-- Begin Information given --

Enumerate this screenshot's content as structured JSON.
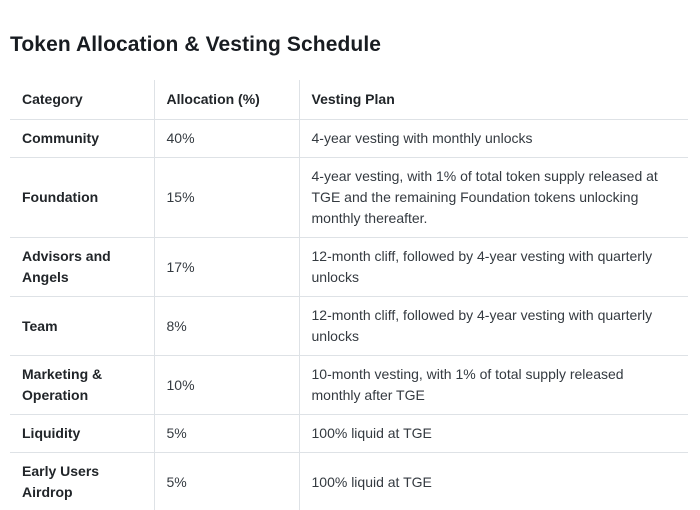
{
  "page": {
    "title": "Token Allocation & Vesting Schedule"
  },
  "table": {
    "columns": [
      "Category",
      "Allocation (%)",
      "Vesting Plan"
    ],
    "rows": [
      {
        "category": "Community",
        "allocation": "40%",
        "vesting": "4-year vesting with monthly unlocks"
      },
      {
        "category": "Foundation",
        "allocation": "15%",
        "vesting": "4-year vesting, with 1% of total token supply released at TGE and the remaining Foundation tokens unlocking monthly thereafter."
      },
      {
        "category": "Advisors and Angels",
        "allocation": "17%",
        "vesting": "12-month cliff, followed by 4-year vesting with quarterly unlocks"
      },
      {
        "category": "Team",
        "allocation": "8%",
        "vesting": "12-month cliff, followed by 4-year vesting with quarterly unlocks"
      },
      {
        "category": "Marketing & Operation",
        "allocation": "10%",
        "vesting": "10-month vesting, with 1% of total supply released monthly after TGE"
      },
      {
        "category": "Liquidity",
        "allocation": "5%",
        "vesting": "100% liquid at TGE"
      },
      {
        "category": "Early Users Airdrop",
        "allocation": "5%",
        "vesting": "100% liquid at TGE"
      }
    ]
  },
  "colors": {
    "title": "#181c21",
    "header_text": "#212529",
    "body_text": "#343a40",
    "border": "#dee2e6",
    "background": "#ffffff"
  }
}
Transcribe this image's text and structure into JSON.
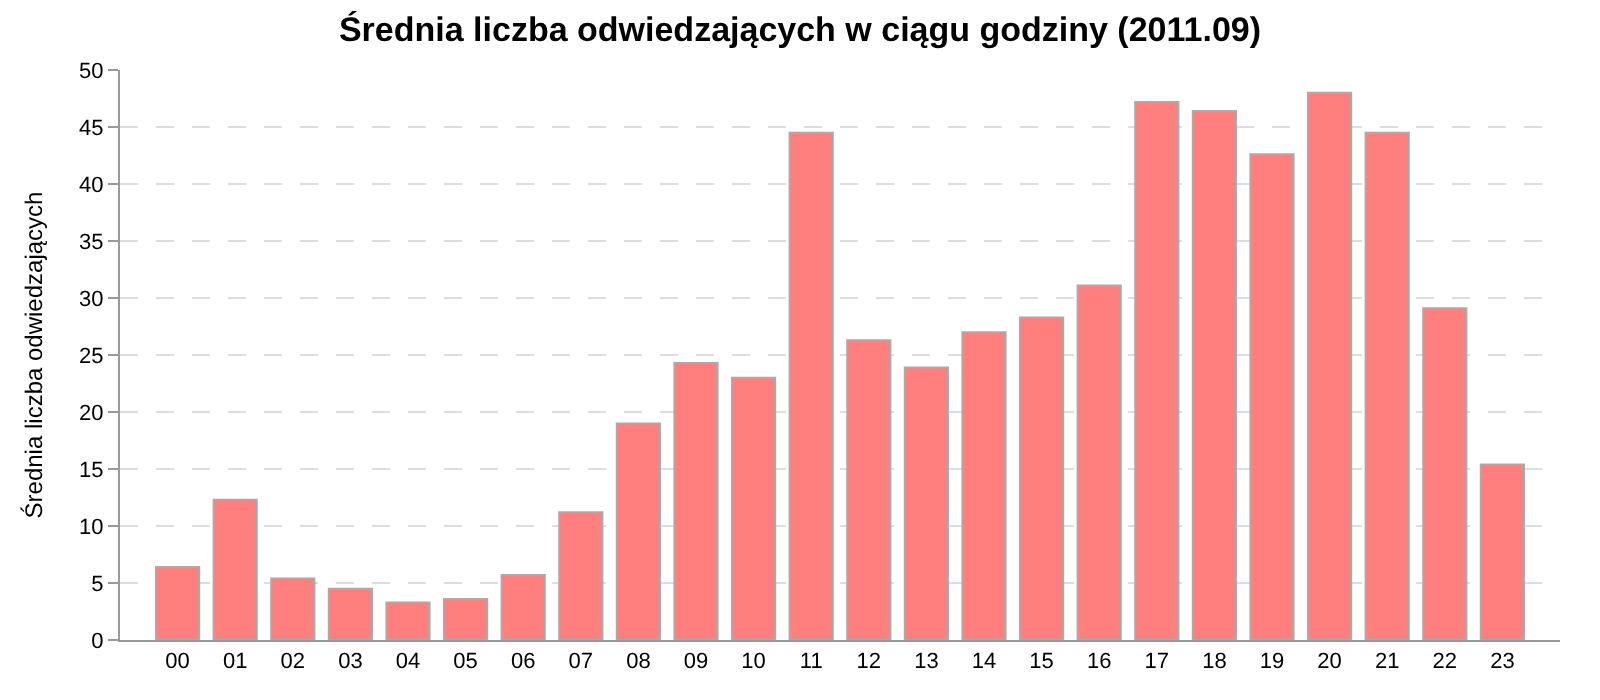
{
  "chart_data": {
    "type": "bar",
    "title": "Średnia liczba odwiedzających w ciągu godziny (2011.09)",
    "ylabel": "Średnia liczba odwiedzających",
    "categories": [
      "00",
      "01",
      "02",
      "03",
      "04",
      "05",
      "06",
      "07",
      "08",
      "09",
      "10",
      "11",
      "12",
      "13",
      "14",
      "15",
      "16",
      "17",
      "18",
      "19",
      "20",
      "21",
      "22",
      "23"
    ],
    "values": [
      6.4,
      12.3,
      5.4,
      4.5,
      3.3,
      3.6,
      5.7,
      11.2,
      19.0,
      24.3,
      23.0,
      44.5,
      26.3,
      23.9,
      27.0,
      28.3,
      31.1,
      47.2,
      46.4,
      42.6,
      48.0,
      44.5,
      29.1,
      15.4
    ],
    "color": "#ff7f7f",
    "ylim": [
      0,
      50
    ],
    "yticks": [
      0,
      5,
      10,
      15,
      20,
      25,
      30,
      35,
      40,
      45,
      50
    ],
    "grid": "y",
    "legend": false
  }
}
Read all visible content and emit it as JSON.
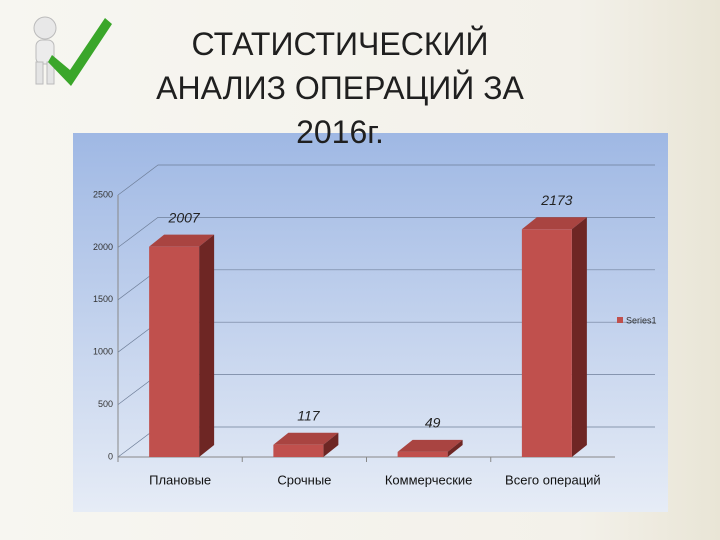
{
  "title": "СТАТИСТИЧЕСКИЙ АНАЛИЗ ОПЕРАЦИЙ ЗА 2016г.",
  "chart_data": {
    "type": "bar",
    "categories": [
      "Плановые",
      "Срочные",
      "Коммерческие",
      "Всего операций"
    ],
    "series": [
      {
        "name": "Series1",
        "color": "#c0504d",
        "values": [
          2007,
          117,
          49,
          2173
        ]
      }
    ],
    "ylim": [
      0,
      2500
    ],
    "yticks": [
      0,
      500,
      1000,
      1500,
      2000,
      2500
    ],
    "grid": true,
    "legend": "right"
  }
}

-- End Information given --

:: Task to complete ::
Which lines of the data above contain "released"? Copy each one.

:: Finished exercise ::
        "vesting": "4-year vesting, with 1% of total token supply released at TGE and the remaining Foundation tokens unlocking monthly thereafter."
        "vesting": "10-month vesting, with 1% of total supply released monthly after TGE"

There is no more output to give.